### [WHAT YOU SHOULD DO]
Continue the forum thread on rude place names below from the point where it stops. The data after it has no part in this.

═══ TEXT PROVIDED

# Rude place names near you...



## Kell

Near me there are the following:

Herbert's Hole (map)
7.1 miles

Pishill (map)
9.8 miles

Golden Balls (map)
19.8 miles

Tyttenhanger (map)
20.6 miles

Crotch Crescent (map)
23.6 miles

Claggy Cott (map)
24.1 miles

Cock Pond (map)
27.8 miles

Mincing Lane (map)
29.1 miles

Nasty (map)
35.6 miles

Minges (map)
37.6 miles

WHat's near you?

http://places.jump-around.com/closest/


----------



## NaughTTy

Mine are the same as your's but not really surprising given our locations :wink: ...... But I also get "Shingay" and "Bummers Hill"


----------



## Dotti

Hehe this is a very funny thread  . Near us we have :-

Gay Bowers 
8.2 miles

Cock Clarks 
9.5 miles

Dancing Dicks 
12.6 miles

Thong 
16.3 miles

Minges 
19.5 miles

Mincing Lane 
23.7 miles

Pratt's Bottom 
25.1 miles

Fishpits 
25.8 miles

Fingringhoe 
26.3 miles

Bummers Hill 
26.4 miles

I can live with that  :!:


----------



## cw955

What a wonderful world we live in and how nice it is to think our forefathers had a sense of humour!
I've got:

Penistone (map)
3.8 miles

Upperthong (map)
5.6 miles

Fartown (map)
7.3 miles

Shafton Two Gates (map)
10.2 miles

Dick Slack (map)
15.3 miles

Shatton Moor (map)
17.6 miles

Camp Town (map)
19.3 miles

Hole Bottom (map)
19.8 miles

Pisser Clough (map)
23.1 miles

Beaver **** (map)
27.9 miles

near me


----------



## digimeisTTer

We have Sandy Balls holiday park in Fordingbridge! Oh how the locals laugh!


----------



## mighTy Tee

I was brought up in Wyre Piddle.

But the place that always makes me laugh is Ugley (near Stanstead ish) and especially the notice on the Ugley Village Hall notice board for the Ugley Womens Institute :lol:


----------



## andytt

beat these beauties!!

Tarty Burn (map)
14.2 miles

Titaboutie (map)
24.8 miles

Boghead (map)
25.3 miles

Dykeside (map)
27.1 miles

Coulterfanny (map)
35.4 miles

Fanny Burn (map)
83.1 miles

Fanny Hill (map)
83.1 miles

Bottom Burn (map)
83.9 miles

Lady's Hole (map)
110.9 miles

Turdees (map)
111.4 miles

I think my Scottish forefathers were high.. most of the time.


----------



## uppTTnorth

withing the boundry of pontefract town , we have both a BAG HILL and a SLUT WELL , lmfao.


----------



## scott28tt

Cuckoo's Knob (map)
13.6 miles

Sandy Balls (map)
24.8 miles

Sodom (map)
30.3 miles

Golden Balls (map)
32.7 miles

Titty Hill (map)
33.7 miles

Pishill (map)
33.7 miles

Zig-Zag Hill (map)
34.2 miles

Box Tunnel (map)
35.3 miles

Handcock's Bottom (map)

══════
═══ ENTRIES

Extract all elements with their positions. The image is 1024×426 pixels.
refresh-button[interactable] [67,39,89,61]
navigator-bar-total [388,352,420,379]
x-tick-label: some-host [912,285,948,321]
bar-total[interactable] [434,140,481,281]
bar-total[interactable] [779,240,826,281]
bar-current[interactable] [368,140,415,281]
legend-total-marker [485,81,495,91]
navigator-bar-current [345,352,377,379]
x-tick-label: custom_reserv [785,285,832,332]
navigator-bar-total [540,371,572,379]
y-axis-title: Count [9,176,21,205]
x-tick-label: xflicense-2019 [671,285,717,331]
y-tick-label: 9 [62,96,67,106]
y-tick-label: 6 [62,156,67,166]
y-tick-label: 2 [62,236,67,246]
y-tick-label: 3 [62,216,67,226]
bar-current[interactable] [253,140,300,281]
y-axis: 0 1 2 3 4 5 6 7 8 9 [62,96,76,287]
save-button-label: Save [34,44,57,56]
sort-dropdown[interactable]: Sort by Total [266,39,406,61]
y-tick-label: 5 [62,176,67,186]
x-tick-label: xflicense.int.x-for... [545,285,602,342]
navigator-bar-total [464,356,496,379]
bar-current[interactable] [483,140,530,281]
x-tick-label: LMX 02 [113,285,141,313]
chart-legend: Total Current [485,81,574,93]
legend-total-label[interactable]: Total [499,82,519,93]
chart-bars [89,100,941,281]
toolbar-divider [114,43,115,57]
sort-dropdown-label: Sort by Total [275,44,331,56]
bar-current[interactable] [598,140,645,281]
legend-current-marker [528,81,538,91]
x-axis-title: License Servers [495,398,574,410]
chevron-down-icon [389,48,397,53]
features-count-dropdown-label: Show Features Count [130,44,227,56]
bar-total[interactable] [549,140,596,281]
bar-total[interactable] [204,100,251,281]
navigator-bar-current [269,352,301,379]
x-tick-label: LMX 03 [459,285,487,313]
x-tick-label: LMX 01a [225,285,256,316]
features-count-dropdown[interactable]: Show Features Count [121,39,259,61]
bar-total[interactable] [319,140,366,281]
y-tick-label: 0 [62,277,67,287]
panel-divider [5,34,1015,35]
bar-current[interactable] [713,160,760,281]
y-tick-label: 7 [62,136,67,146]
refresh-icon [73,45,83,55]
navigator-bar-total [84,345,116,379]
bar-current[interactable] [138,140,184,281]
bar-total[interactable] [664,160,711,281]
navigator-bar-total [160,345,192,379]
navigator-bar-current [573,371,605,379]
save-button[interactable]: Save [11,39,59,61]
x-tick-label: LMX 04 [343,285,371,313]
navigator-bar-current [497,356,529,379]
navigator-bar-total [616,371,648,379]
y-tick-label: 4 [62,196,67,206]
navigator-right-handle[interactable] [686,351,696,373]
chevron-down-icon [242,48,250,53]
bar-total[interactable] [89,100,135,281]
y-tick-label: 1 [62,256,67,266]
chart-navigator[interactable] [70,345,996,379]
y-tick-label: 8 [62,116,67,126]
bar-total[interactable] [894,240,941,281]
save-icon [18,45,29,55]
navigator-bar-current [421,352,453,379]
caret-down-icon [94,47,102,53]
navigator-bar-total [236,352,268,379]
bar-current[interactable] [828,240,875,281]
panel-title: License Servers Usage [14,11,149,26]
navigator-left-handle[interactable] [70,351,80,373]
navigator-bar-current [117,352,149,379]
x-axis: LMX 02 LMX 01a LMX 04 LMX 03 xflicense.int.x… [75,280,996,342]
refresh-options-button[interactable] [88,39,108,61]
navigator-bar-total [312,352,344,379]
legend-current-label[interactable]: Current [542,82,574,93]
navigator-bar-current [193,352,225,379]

══════

### [THE RESULT]
36.9 miles

Crotch Crescent (map)
38.0 miles

:lol: :lol: :lol: :lol:


----------



## jdn

Butthole end, Titty Ho and Lickey end are all round my neck of the woods!


----------



## Kell

Some of the best of the other ones I've found are:

Bell End (near Brum)

Twatt - Shetland Isles

Lobb - North Devon

Wide Open ***** - near Carlisle

Muff - NI

Brown Willy - A tor in Devon


----------



## Chip_iTT

cw955 said:


> What a wonderful world we live in and how nice it is to think our forefathers had a sense of humour!
> I've got:
> 
> Penistone (map)
> 3.8 miles
> 
> Upperthong (map)
> 5.6 miles
> 
> ...
> 
> near me


That puts you in Hepworth or Scholes or very near there... was in Thongsbridge this weekend myself, Last of the Summer Wine country  - lovely place...


----------



## DXN

Willey (map)
12.8 miles

Butthole Lane (map)
16.7 miles

Cottagers (map)
21.2 miles

Foul End (map)
25.0 miles

Titty Ho (map)
27.1 miles

Bishops Itchington (map) :? 
29.8 miles

Butt Mound (map)
37.7 miles

Hole in the Wall (map)
39.5 miles

Jughole wood (map)  
44.1 miles

Lickey End (map) :roll: 
44.4 miles


----------



## cw955

> withing the boundry of pontefract town , we have both a BAG HILL...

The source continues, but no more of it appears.